■ **TO DO**
Using the records below, give the number of lines where the word "Options" appears, with no further output.

################

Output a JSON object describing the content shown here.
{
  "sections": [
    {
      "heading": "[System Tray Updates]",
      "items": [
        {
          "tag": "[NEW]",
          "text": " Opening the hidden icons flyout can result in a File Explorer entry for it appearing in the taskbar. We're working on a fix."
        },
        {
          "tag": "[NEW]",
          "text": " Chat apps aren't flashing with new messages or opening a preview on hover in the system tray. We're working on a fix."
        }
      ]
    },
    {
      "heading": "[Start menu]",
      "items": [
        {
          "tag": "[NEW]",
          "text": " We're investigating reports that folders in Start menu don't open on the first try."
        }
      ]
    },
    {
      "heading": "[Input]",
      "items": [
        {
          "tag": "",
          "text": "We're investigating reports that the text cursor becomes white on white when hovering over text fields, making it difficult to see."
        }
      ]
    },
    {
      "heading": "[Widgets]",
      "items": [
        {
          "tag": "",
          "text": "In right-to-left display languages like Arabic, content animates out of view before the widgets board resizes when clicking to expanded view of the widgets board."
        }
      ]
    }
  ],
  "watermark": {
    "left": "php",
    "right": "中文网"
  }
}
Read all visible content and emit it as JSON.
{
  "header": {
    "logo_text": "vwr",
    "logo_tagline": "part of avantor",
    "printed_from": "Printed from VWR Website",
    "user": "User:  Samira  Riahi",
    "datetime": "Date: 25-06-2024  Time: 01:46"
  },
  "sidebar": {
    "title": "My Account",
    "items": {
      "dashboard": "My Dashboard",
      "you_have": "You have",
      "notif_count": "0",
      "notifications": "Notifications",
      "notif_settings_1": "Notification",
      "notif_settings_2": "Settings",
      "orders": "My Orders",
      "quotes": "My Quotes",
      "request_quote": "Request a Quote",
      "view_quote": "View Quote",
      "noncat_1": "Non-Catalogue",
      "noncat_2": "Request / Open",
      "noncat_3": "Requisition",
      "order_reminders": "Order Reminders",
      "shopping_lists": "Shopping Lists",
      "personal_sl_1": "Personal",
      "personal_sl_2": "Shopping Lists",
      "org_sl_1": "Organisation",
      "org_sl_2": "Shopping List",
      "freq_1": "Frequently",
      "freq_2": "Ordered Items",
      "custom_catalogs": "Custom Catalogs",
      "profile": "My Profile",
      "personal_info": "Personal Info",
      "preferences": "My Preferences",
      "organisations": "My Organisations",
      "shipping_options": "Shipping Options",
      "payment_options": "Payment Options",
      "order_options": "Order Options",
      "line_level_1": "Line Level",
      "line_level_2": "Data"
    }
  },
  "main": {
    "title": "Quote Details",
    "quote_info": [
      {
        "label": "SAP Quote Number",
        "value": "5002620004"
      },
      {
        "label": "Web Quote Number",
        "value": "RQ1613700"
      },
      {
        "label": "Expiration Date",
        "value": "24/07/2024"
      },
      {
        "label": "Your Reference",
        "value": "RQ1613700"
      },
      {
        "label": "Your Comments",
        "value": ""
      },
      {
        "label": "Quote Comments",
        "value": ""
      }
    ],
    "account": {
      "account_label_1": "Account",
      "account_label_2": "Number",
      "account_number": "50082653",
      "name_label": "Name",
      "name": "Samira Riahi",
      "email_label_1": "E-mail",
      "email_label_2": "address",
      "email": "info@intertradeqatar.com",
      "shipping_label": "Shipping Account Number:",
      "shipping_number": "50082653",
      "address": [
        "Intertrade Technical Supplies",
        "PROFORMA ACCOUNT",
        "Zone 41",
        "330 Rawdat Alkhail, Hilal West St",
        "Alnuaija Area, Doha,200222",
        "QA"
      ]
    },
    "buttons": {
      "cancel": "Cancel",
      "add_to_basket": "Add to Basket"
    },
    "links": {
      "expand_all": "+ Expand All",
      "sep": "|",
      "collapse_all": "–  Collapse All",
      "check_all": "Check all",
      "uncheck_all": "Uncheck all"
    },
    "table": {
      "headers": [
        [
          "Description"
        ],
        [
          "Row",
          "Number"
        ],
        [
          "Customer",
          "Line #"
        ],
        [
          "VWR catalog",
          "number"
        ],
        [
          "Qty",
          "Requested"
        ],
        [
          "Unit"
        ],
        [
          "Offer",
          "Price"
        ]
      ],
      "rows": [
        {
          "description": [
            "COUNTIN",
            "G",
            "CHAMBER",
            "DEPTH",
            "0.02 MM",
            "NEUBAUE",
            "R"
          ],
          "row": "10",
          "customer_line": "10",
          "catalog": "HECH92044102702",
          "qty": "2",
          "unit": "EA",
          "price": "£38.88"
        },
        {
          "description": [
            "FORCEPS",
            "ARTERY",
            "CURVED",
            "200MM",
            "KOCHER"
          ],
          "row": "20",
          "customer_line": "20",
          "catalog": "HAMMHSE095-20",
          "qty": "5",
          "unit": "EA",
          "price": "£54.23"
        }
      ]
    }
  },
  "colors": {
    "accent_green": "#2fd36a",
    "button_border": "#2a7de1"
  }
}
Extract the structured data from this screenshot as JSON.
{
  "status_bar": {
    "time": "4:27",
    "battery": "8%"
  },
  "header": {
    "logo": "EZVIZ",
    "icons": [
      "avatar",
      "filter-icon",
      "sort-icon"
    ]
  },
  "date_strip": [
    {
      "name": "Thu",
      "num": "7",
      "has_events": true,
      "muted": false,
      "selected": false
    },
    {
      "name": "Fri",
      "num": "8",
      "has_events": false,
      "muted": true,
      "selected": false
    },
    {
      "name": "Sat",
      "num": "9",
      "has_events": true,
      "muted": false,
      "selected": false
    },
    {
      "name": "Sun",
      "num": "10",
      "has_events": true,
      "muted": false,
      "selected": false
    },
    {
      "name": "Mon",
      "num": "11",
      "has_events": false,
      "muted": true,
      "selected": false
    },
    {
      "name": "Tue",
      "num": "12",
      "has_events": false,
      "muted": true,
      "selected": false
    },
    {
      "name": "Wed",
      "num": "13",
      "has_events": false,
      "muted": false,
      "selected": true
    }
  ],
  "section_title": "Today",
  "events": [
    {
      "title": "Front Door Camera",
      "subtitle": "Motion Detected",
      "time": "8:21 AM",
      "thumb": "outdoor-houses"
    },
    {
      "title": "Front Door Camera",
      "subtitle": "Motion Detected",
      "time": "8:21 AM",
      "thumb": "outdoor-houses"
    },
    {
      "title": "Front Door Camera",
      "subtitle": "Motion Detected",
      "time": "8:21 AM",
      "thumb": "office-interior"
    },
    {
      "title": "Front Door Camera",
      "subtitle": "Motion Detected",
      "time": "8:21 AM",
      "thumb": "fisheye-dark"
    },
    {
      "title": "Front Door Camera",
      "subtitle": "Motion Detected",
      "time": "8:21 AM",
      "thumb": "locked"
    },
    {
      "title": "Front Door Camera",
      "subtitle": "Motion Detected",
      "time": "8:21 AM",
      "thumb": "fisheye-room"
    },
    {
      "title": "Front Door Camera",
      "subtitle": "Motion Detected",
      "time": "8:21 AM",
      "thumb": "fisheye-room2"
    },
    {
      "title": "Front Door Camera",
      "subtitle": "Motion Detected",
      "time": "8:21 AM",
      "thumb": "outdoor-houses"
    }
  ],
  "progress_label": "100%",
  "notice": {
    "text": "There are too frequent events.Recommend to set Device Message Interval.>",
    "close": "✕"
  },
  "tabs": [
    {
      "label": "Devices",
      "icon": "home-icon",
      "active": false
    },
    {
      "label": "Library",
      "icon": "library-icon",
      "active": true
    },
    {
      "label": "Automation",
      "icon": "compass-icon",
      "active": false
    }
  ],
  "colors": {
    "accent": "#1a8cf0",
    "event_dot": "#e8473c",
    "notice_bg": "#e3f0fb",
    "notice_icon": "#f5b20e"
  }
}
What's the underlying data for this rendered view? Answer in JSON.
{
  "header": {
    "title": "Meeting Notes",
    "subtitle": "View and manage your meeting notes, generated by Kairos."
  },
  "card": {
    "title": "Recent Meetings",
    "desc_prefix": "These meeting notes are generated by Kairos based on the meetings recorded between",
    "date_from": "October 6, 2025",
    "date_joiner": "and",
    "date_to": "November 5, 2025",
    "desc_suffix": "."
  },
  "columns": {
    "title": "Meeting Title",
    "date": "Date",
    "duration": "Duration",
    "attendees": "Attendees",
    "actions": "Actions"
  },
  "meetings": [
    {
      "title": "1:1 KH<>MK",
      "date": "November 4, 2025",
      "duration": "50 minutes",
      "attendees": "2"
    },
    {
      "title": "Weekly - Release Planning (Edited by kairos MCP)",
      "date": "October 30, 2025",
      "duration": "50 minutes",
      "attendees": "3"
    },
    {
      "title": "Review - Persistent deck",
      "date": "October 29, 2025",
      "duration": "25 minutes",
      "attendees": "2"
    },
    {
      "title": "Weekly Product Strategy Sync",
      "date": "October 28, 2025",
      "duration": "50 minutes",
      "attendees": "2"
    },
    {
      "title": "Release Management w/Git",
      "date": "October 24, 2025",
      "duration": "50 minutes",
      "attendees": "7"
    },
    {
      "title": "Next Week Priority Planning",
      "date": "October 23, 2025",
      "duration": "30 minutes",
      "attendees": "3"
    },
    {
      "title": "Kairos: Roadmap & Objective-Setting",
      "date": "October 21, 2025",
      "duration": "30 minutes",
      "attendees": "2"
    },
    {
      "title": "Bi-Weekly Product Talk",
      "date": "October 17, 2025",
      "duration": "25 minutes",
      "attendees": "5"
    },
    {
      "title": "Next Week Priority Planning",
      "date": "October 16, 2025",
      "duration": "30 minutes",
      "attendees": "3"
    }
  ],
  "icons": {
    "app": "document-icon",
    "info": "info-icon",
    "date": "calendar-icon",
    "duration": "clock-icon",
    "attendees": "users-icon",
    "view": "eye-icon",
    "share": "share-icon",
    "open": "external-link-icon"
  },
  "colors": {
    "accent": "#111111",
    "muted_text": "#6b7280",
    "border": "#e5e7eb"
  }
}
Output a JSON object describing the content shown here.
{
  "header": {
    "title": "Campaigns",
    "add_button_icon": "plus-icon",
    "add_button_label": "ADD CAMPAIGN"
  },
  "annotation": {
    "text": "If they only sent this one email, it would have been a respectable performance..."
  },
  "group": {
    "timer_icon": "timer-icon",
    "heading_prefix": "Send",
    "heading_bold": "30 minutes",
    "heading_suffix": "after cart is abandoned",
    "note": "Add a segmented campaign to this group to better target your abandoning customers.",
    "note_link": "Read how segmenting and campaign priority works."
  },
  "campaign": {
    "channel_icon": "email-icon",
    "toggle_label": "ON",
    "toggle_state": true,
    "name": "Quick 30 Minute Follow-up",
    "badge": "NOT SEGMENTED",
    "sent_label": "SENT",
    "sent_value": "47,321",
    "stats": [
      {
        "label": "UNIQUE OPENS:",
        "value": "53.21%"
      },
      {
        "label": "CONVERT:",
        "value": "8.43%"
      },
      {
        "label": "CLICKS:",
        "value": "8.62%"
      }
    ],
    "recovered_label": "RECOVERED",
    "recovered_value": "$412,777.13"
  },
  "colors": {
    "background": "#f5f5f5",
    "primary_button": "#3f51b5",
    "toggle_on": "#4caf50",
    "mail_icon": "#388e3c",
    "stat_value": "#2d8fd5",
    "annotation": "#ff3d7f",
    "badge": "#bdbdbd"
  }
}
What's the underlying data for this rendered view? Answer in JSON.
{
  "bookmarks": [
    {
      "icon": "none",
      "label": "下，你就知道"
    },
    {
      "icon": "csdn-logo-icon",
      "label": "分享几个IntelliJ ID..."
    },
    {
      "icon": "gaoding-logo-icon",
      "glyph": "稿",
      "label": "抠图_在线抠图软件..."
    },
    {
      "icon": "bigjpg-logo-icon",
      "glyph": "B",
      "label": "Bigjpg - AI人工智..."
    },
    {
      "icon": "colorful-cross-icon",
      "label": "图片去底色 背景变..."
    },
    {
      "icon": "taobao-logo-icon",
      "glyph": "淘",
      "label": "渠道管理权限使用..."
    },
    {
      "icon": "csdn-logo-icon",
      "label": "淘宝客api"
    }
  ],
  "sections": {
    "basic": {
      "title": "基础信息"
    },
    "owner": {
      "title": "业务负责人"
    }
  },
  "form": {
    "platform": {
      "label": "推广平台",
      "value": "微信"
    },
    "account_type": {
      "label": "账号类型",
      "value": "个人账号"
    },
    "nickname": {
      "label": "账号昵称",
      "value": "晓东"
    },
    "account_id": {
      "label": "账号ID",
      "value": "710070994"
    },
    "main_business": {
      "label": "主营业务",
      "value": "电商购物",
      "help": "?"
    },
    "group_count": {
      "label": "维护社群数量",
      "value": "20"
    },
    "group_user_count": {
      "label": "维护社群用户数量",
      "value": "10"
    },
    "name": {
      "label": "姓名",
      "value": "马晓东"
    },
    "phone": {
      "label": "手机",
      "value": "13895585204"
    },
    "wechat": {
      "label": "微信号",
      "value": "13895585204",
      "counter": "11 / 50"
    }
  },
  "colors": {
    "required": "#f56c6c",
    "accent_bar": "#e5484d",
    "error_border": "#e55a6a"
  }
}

################

■ **FINISHED TASK**
3